Set exercise ▸ Quote the full listing word for word.

Task inputs ▸
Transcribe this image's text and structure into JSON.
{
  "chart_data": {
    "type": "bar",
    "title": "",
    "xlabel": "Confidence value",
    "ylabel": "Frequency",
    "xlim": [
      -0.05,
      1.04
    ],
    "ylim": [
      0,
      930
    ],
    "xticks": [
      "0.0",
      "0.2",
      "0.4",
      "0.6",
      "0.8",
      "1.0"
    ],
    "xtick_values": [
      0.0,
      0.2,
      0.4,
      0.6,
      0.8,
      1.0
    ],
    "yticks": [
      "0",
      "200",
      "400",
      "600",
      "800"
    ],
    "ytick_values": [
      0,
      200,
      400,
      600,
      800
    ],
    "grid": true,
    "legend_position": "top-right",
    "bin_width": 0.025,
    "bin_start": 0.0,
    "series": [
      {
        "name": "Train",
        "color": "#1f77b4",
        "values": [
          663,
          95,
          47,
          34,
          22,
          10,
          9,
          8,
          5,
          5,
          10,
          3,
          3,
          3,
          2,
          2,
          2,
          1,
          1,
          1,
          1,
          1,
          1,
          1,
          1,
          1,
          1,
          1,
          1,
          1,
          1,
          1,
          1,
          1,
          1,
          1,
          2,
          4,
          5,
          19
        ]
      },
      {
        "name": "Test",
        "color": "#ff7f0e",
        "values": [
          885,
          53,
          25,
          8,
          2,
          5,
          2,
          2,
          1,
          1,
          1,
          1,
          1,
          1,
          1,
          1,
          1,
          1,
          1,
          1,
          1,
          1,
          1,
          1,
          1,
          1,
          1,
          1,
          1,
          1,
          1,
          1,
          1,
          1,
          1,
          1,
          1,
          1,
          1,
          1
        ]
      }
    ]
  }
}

Task result ▸
Transcribe this image's text and structure into JSON.
{
  "chart_data": {
    "type": "bar",
    "title": "",
    "xlabel": "Confidence value",
    "ylabel": "Frequency",
    "xlim": [
      -0.05,
      1.04
    ],
    "ylim": [
      0,
      930
    ],
    "xticks": [
      "0.0",
      "0.2",
      "0.4",
      "0.6",
      "0.8",
      "1.0"
    ],
    "xtick_values": [
      0.0,
      0.2,
      0.4,
      0.6,
      0.8,
      1.0
    ],
    "yticks": [
      "0",
      "200",
      "400",
      "600",
      "800"
    ],
    "ytick_values": [
      0,
      200,
      400,
      600,
      800
    ],
    "grid": true,
    "legend_position": "top-right",
    "bin_width": 0.025,
    "bin_start": 0.0,
    "series": [
      {
        "name": "Train",
        "color": "#1f77b4",
        "values": [
          663,
          95,
          47,
          34,
          22,
          10,
          9,
          8,
          5,
          5,
          10,
          3,
          3,
          3,
          2,
          2,
          2,
          1,
          1,
          1,
          1,
          1,
          1,
          1,
          1,
          1,
          1,
          1,
          1,
          1,
          1,
          1,
          1,
          1,
          1,
          1,
          2,
          4,
          5,
          19
        ]
      },
      {
        "name": "Test",
        "color": "#ff7f0e",
        "values": [
          885,
          53,
          25,
          8,
          2,
          5,
          2,
          2,
          1,
          1,
          1,
          1,
          1,
          1,
          1,
          1,
          1,
          1,
          1,
          1,
          1,
          1,
          1,
          1,
          1,
          1,
          1,
          1,
          1,
          1,
          1,
          1,
          1,
          1,
          1,
          1,
          1,
          1,
          1,
          1
        ]
      }
    ]
  }
}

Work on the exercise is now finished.